▶ GIVEN REQUEST
Filter the entries that follow, copying every line in which the word "value" appears.

Data listing
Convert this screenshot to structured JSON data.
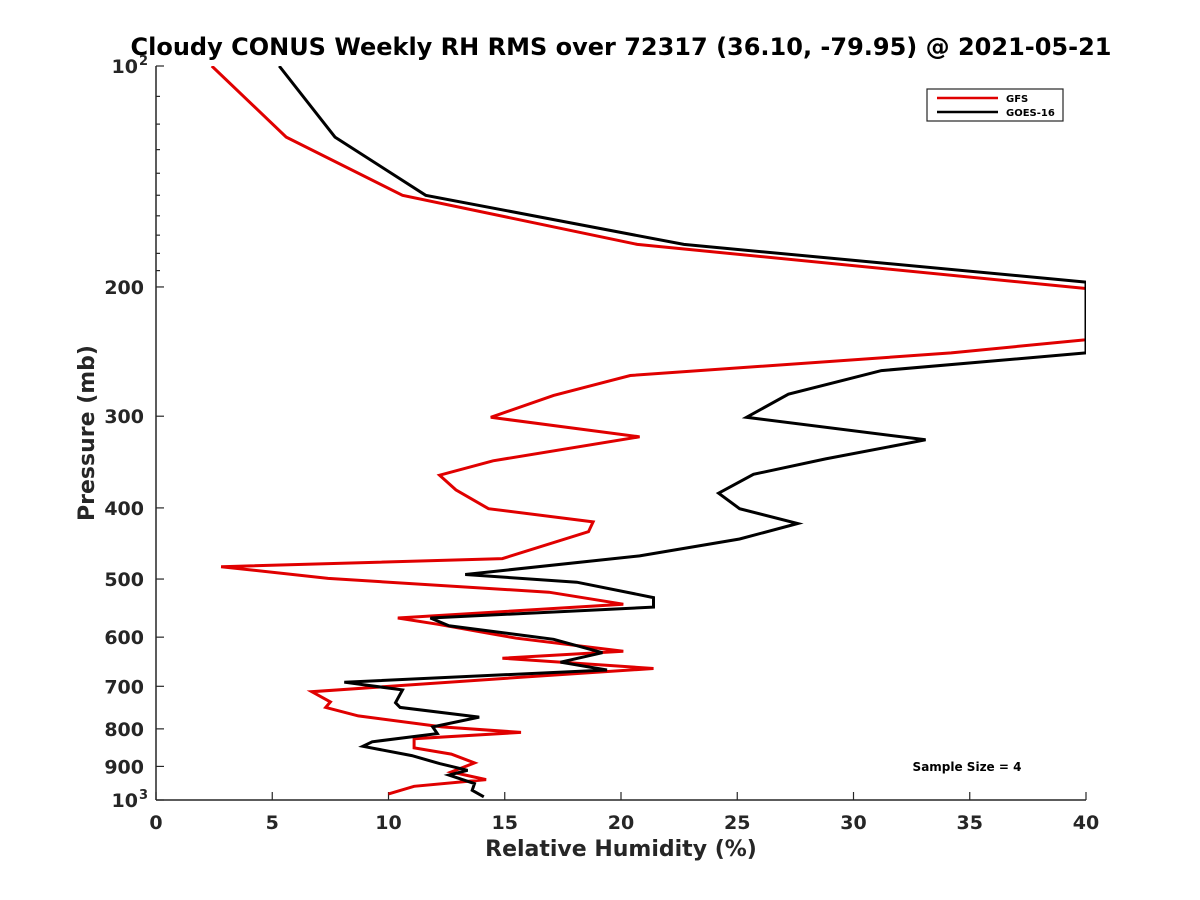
{
  "chart_data": {
    "type": "line",
    "title": "Cloudy CONUS Weekly RH RMS over 72317 (36.10, -79.95) @ 2021-05-21",
    "xlabel": "Relative Humidity (%)",
    "ylabel": "Pressure (mb)",
    "xlim": [
      0,
      40
    ],
    "ylim": [
      100,
      1000
    ],
    "yscale": "log",
    "y_reversed": true,
    "x_ticks": [
      "0",
      "5",
      "10",
      "15",
      "20",
      "25",
      "30",
      "35",
      "40"
    ],
    "y_ticks": [
      {
        "value": 100,
        "label": "10",
        "sup": "2"
      },
      {
        "value": 200,
        "label": "200"
      },
      {
        "value": 300,
        "label": "300"
      },
      {
        "value": 400,
        "label": "400"
      },
      {
        "value": 500,
        "label": "500"
      },
      {
        "value": 600,
        "label": "600"
      },
      {
        "value": 700,
        "label": "700"
      },
      {
        "value": 800,
        "label": "800"
      },
      {
        "value": 900,
        "label": "900"
      },
      {
        "value": 1000,
        "label": "10",
        "sup": "3"
      }
    ],
    "grid": false,
    "legend_position": "top-right",
    "annotation": "Sample Size = 4",
    "series": [
      {
        "name": "GFS",
        "color": "#e00000",
        "points": [
          [
            2.4,
            100
          ],
          [
            5.6,
            125
          ],
          [
            10.6,
            150
          ],
          [
            20.7,
            175
          ],
          [
            40.0,
            201
          ],
          [
            40.0,
            236
          ],
          [
            34.2,
            246
          ],
          [
            20.4,
            264
          ],
          [
            17.1,
            281
          ],
          [
            14.4,
            301
          ],
          [
            20.8,
            320
          ],
          [
            14.5,
            345
          ],
          [
            12.2,
            361
          ],
          [
            12.9,
            378
          ],
          [
            14.3,
            401
          ],
          [
            18.8,
            418
          ],
          [
            18.6,
            431
          ],
          [
            14.9,
            469
          ],
          [
            2.8,
            481
          ],
          [
            7.4,
            499
          ],
          [
            16.9,
            521
          ],
          [
            20.1,
            541
          ],
          [
            10.4,
            565
          ],
          [
            12.1,
            576
          ],
          [
            15.5,
            602
          ],
          [
            20.1,
            627
          ],
          [
            14.9,
            641
          ],
          [
            21.4,
            662
          ],
          [
            16.1,
            679
          ],
          [
            6.7,
            712
          ],
          [
            7.5,
            735
          ],
          [
            7.3,
            748
          ],
          [
            8.7,
            768
          ],
          [
            12.3,
            795
          ],
          [
            15.7,
            809
          ],
          [
            11.1,
            825
          ],
          [
            11.1,
            849
          ],
          [
            12.7,
            866
          ],
          [
            13.7,
            890
          ],
          [
            12.7,
            916
          ],
          [
            14.2,
            938
          ],
          [
            11.1,
            958
          ],
          [
            10.0,
            981
          ]
        ]
      },
      {
        "name": "GOES-16",
        "color": "#000000",
        "points": [
          [
            5.3,
            100
          ],
          [
            7.7,
            125
          ],
          [
            11.6,
            150
          ],
          [
            22.7,
            175
          ],
          [
            40.0,
            197
          ],
          [
            40.0,
            246
          ],
          [
            31.2,
            260
          ],
          [
            27.2,
            280
          ],
          [
            25.4,
            301
          ],
          [
            33.1,
            323
          ],
          [
            28.8,
            343
          ],
          [
            25.7,
            360
          ],
          [
            24.2,
            382
          ],
          [
            25.1,
            401
          ],
          [
            27.6,
            420
          ],
          [
            25.1,
            441
          ],
          [
            20.8,
            465
          ],
          [
            13.3,
            493
          ],
          [
            18.1,
            505
          ],
          [
            21.4,
            530
          ],
          [
            21.4,
            546
          ],
          [
            11.8,
            565
          ],
          [
            12.6,
            579
          ],
          [
            17.1,
            604
          ],
          [
            19.2,
            630
          ],
          [
            17.4,
            649
          ],
          [
            19.4,
            665
          ],
          [
            8.1,
            691
          ],
          [
            10.6,
            708
          ],
          [
            10.3,
            737
          ],
          [
            10.5,
            748
          ],
          [
            13.9,
            771
          ],
          [
            11.9,
            795
          ],
          [
            12.1,
            812
          ],
          [
            9.3,
            833
          ],
          [
            8.9,
            845
          ],
          [
            11.0,
            870
          ],
          [
            12.2,
            892
          ],
          [
            13.4,
            911
          ],
          [
            12.6,
            925
          ],
          [
            13.7,
            950
          ],
          [
            13.6,
            970
          ],
          [
            14.1,
            990
          ]
        ]
      }
    ]
  }
}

▶ PROBLEM SOLUTION
        "value": 100,
        "value": 200,
        "value": 300,
        "value": 400,
        "value": 500,
        "value": 600,
        "value": 700,
        "value": 800,
        "value": 900,
        "value": 1000,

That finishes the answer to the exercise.